*Task*
Present each line of the entries below that holds the word "Wave".

*Supplied material*

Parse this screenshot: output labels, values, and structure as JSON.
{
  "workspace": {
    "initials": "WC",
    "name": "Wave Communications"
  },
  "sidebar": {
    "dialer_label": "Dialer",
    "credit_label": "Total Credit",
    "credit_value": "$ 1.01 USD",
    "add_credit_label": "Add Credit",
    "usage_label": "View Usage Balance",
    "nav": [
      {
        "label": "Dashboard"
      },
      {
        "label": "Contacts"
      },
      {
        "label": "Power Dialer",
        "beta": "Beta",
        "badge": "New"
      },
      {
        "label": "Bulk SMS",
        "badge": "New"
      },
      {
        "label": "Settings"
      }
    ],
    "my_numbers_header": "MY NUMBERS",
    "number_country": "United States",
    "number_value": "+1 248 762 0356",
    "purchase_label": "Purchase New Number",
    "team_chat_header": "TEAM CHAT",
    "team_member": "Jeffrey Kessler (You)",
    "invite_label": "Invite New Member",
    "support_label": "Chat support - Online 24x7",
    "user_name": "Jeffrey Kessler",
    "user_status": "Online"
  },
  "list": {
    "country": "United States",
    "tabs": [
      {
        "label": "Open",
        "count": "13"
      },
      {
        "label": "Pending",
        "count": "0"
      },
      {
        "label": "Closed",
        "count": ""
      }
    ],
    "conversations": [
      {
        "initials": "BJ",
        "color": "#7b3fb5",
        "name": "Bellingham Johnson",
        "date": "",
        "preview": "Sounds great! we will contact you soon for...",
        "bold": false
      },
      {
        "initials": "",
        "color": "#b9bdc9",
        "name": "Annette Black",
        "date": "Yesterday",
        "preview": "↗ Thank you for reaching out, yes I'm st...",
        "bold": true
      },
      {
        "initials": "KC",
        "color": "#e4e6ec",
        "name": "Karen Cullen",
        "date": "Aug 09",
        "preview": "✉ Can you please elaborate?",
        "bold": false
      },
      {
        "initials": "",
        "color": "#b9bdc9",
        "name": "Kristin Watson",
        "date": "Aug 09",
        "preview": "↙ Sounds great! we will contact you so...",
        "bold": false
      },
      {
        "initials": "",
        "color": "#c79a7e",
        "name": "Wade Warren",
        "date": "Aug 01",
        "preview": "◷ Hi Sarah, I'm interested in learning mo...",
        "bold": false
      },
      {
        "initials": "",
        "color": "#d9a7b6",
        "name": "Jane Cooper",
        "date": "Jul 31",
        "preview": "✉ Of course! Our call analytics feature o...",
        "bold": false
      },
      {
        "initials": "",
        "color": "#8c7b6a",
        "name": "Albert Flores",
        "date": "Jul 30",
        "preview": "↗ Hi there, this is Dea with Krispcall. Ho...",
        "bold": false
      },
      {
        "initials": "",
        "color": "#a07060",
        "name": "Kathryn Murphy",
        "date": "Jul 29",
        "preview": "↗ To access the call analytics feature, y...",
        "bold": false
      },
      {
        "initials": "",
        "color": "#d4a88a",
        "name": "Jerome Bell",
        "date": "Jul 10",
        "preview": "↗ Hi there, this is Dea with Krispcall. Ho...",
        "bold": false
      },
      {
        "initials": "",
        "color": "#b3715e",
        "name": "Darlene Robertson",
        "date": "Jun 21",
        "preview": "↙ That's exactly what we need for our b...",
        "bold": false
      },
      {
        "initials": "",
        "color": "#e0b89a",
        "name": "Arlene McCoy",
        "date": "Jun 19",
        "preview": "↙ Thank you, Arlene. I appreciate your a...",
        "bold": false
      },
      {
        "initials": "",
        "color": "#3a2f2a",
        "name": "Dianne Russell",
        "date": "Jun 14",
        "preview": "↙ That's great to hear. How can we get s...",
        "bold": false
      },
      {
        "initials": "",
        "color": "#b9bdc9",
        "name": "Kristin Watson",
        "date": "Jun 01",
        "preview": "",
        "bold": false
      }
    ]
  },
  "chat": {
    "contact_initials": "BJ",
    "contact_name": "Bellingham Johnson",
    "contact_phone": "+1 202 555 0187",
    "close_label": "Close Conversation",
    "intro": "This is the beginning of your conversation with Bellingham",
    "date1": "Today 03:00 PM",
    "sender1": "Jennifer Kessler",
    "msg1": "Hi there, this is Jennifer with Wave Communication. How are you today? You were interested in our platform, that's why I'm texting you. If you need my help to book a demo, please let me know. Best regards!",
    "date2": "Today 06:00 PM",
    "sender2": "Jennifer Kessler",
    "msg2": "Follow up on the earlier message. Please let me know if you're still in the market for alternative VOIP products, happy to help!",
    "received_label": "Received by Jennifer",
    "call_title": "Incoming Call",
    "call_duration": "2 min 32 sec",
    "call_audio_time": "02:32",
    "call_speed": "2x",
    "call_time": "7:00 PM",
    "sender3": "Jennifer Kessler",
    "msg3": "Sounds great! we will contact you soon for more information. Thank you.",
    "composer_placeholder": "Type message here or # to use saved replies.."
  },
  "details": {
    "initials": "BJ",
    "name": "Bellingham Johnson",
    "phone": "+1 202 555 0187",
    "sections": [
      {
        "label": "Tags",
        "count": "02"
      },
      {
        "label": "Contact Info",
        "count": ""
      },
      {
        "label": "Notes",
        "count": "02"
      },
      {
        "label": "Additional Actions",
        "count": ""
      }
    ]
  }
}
---
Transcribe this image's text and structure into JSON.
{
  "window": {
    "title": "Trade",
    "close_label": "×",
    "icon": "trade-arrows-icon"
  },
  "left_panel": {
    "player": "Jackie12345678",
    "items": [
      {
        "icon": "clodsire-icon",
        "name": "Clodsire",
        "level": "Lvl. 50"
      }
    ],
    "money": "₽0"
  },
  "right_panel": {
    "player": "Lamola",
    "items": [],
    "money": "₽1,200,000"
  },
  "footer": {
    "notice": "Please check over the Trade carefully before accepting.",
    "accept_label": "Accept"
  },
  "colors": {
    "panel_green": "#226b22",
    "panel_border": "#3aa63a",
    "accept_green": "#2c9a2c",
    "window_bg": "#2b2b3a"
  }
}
--
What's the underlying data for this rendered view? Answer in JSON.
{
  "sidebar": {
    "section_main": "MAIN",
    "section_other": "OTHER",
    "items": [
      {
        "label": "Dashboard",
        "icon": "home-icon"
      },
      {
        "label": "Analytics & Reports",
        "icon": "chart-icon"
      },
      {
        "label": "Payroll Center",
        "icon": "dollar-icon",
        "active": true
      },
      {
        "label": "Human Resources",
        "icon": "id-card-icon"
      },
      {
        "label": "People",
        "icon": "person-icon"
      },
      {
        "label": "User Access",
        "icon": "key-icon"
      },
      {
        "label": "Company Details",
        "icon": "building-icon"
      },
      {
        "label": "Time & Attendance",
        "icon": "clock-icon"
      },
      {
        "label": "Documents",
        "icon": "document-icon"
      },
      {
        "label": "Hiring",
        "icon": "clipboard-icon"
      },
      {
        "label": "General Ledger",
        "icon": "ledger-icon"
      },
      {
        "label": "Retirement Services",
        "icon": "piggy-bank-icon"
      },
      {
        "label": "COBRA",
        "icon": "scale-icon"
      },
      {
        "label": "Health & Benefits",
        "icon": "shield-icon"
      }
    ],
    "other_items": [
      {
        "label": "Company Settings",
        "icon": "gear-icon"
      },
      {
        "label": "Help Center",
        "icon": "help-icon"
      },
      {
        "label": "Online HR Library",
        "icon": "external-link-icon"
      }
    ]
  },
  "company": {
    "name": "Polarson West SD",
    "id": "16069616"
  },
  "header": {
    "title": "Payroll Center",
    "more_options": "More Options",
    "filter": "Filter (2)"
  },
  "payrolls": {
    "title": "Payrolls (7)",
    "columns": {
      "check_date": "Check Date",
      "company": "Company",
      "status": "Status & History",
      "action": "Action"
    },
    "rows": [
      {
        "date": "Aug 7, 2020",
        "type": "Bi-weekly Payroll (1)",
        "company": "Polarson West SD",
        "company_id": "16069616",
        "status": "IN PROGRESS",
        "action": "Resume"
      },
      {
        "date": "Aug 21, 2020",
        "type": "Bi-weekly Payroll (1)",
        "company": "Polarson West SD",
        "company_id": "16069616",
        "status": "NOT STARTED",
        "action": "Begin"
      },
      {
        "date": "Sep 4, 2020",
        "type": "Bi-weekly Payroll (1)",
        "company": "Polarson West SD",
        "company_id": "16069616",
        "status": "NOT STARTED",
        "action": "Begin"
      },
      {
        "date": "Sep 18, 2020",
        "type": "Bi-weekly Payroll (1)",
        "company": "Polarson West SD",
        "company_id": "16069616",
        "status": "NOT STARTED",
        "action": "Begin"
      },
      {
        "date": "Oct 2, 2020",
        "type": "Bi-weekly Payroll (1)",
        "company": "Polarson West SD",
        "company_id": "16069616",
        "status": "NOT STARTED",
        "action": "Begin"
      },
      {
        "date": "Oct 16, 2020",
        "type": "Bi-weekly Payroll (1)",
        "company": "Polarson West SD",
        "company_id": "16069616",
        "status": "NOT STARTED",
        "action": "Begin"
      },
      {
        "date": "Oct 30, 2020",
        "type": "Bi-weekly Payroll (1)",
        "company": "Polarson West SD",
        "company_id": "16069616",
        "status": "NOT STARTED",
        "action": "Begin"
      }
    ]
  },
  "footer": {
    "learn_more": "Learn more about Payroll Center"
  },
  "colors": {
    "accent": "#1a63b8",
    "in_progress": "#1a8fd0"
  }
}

*Answer below*
    "name": "Wave Communications"
    "msg1": "Hi there, this is Jennifer with Wave Communication. How are you today? You were interested in our platform, that's why I'm texting you. If you need my help to book a demo, please let me know. Best regards!",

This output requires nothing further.